Data records:

########################################

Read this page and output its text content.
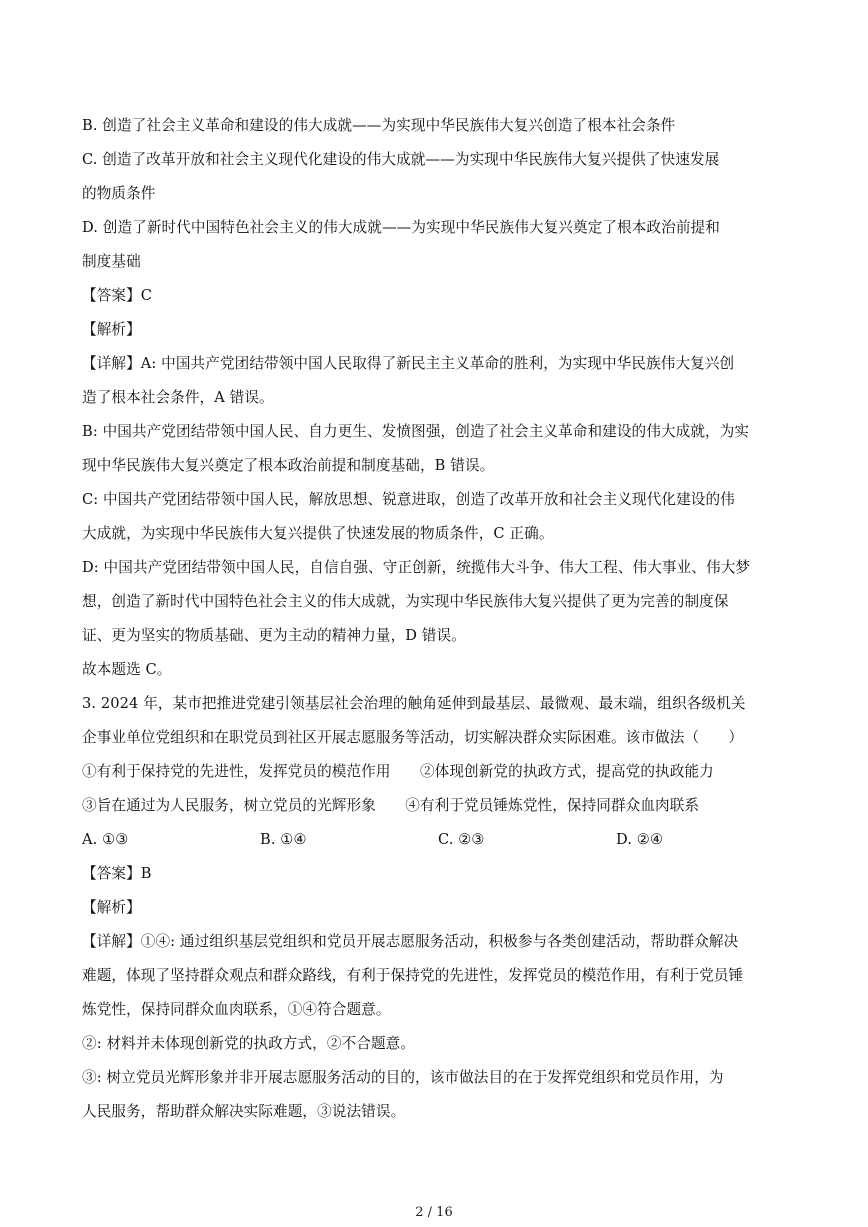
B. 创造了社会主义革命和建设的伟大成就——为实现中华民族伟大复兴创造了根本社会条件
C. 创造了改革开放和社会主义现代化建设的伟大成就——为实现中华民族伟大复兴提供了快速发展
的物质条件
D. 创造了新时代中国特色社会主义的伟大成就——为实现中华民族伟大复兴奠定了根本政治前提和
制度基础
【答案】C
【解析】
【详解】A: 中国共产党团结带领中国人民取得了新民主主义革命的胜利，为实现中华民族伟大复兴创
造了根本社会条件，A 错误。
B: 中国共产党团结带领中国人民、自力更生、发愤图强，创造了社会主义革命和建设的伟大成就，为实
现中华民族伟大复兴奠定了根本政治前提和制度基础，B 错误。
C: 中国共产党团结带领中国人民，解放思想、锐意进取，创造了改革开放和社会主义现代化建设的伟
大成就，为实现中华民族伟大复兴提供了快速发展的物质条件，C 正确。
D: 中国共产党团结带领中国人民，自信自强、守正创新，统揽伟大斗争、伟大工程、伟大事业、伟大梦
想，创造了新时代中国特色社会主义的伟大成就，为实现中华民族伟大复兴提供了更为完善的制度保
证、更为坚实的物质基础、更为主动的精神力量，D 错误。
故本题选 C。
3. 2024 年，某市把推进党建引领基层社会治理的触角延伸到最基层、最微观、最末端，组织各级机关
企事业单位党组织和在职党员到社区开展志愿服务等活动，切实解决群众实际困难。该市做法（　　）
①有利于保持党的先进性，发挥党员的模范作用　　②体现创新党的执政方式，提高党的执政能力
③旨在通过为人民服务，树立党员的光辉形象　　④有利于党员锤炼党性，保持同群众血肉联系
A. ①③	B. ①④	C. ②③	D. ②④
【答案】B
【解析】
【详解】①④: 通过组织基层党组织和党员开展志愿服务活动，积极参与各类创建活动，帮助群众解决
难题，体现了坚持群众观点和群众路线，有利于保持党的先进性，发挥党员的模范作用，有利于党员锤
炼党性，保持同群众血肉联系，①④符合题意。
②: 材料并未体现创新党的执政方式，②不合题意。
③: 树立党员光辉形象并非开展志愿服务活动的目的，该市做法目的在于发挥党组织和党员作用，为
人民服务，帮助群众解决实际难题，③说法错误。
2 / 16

########################################

Task objective: In the entries above, find lines with "发挥党员的模范作用" and copy each.

Exercise answer:
①有利于保持党的先进性，发挥党员的模范作用　　②体现创新党的执政方式，提高党的执政能力
难题，体现了坚持群众观点和群众路线，有利于保持党的先进性，发挥党员的模范作用，有利于党员锤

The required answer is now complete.